[Aim]:
Pictures within the data are to be left out; everything else must be reproduced exactly.

[The input]:
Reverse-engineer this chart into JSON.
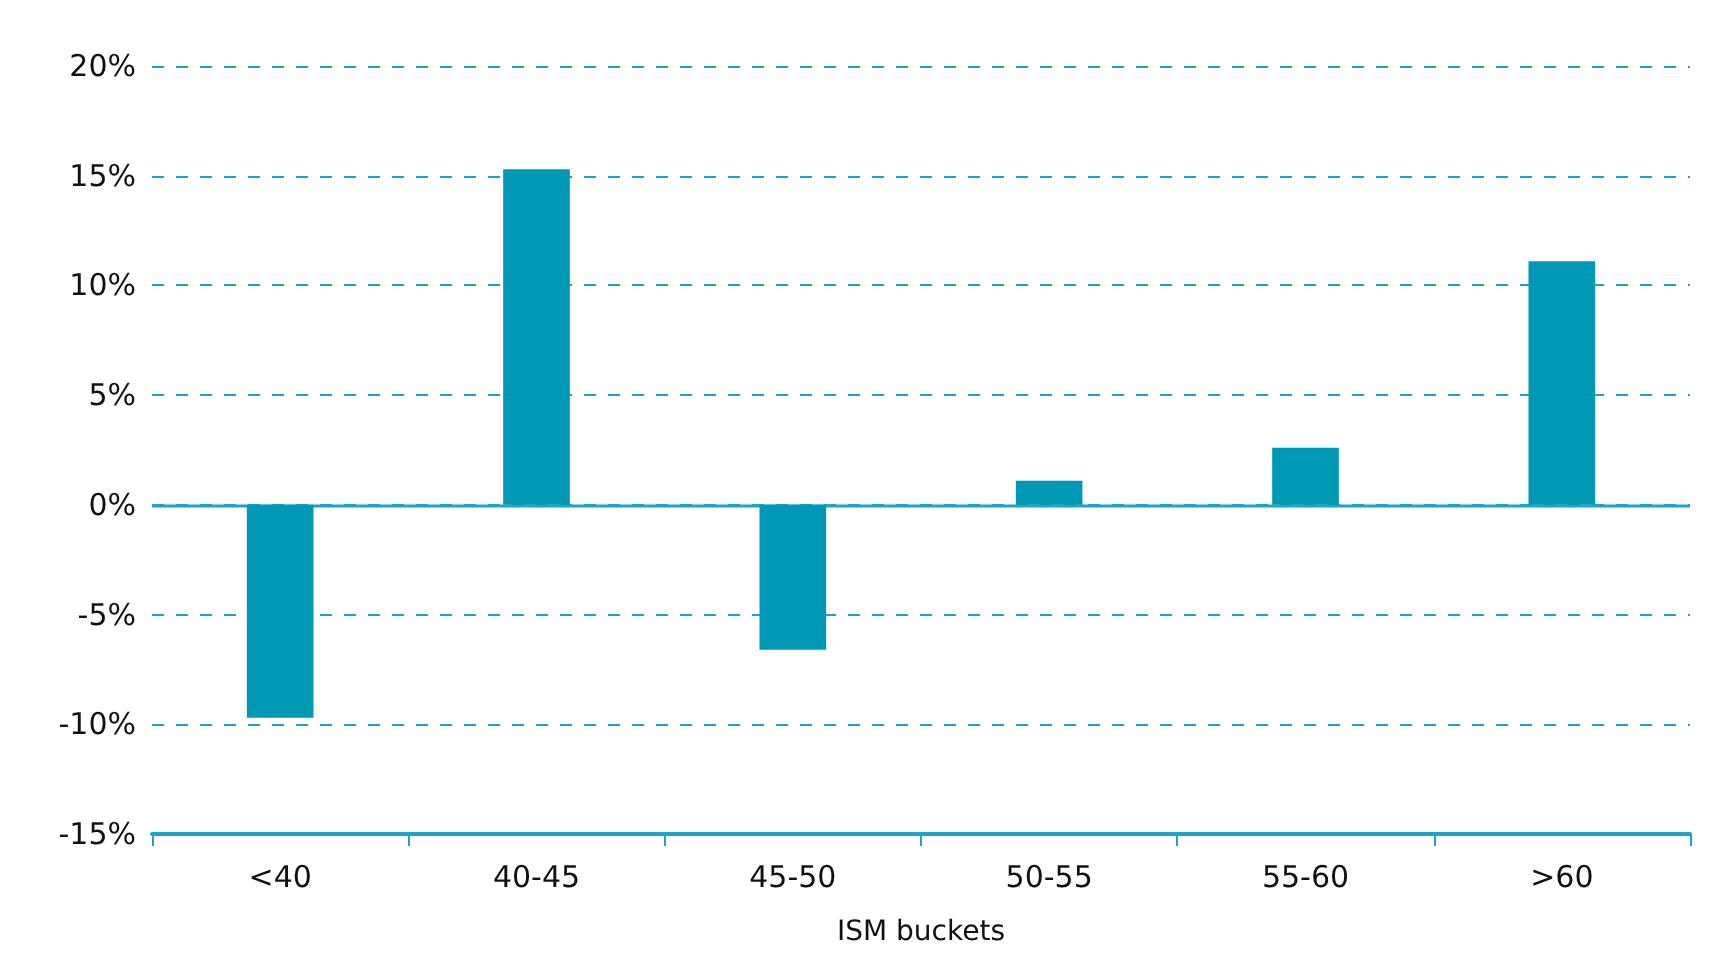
{
  "chart_data": {
    "type": "bar",
    "xlabel": "ISM buckets",
    "categories": [
      "<40",
      "40-45",
      "45-50",
      "50-55",
      "55-60",
      ">60"
    ],
    "values": [
      -9.7,
      15.3,
      -6.6,
      1.1,
      2.6,
      11.1
    ],
    "color": "#0099b5",
    "ylim": [
      -15,
      20
    ],
    "yticks": [
      {
        "value": -15,
        "label": "-15%"
      },
      {
        "value": -10,
        "label": "-10%"
      },
      {
        "value": -5,
        "label": "-5%"
      },
      {
        "value": 0,
        "label": "0%"
      },
      {
        "value": 5,
        "label": "5%"
      },
      {
        "value": 10,
        "label": "10%"
      },
      {
        "value": 15,
        "label": "15%"
      },
      {
        "value": 20,
        "label": "20%"
      }
    ],
    "grid": "y",
    "ref_lines": [
      {
        "axis": "y",
        "value": 0,
        "color": "#1aa6c8",
        "line_style": "solid"
      }
    ]
  }
}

[Final result]:
Reverse-engineer this chart into JSON.
{
  "chart_data": {
    "type": "bar",
    "xlabel": "ISM buckets",
    "categories": [
      "<40",
      "40-45",
      "45-50",
      "50-55",
      "55-60",
      ">60"
    ],
    "values": [
      -9.7,
      15.3,
      -6.6,
      1.1,
      2.6,
      11.1
    ],
    "color": "#0099b5",
    "ylim": [
      -15,
      20
    ],
    "yticks": [
      {
        "value": -15,
        "label": "-15%"
      },
      {
        "value": -10,
        "label": "-10%"
      },
      {
        "value": -5,
        "label": "-5%"
      },
      {
        "value": 0,
        "label": "0%"
      },
      {
        "value": 5,
        "label": "5%"
      },
      {
        "value": 10,
        "label": "10%"
      },
      {
        "value": 15,
        "label": "15%"
      },
      {
        "value": 20,
        "label": "20%"
      }
    ],
    "grid": "y",
    "ref_lines": [
      {
        "axis": "y",
        "value": 0,
        "color": "#1aa6c8",
        "line_style": "solid"
      }
    ]
  }
}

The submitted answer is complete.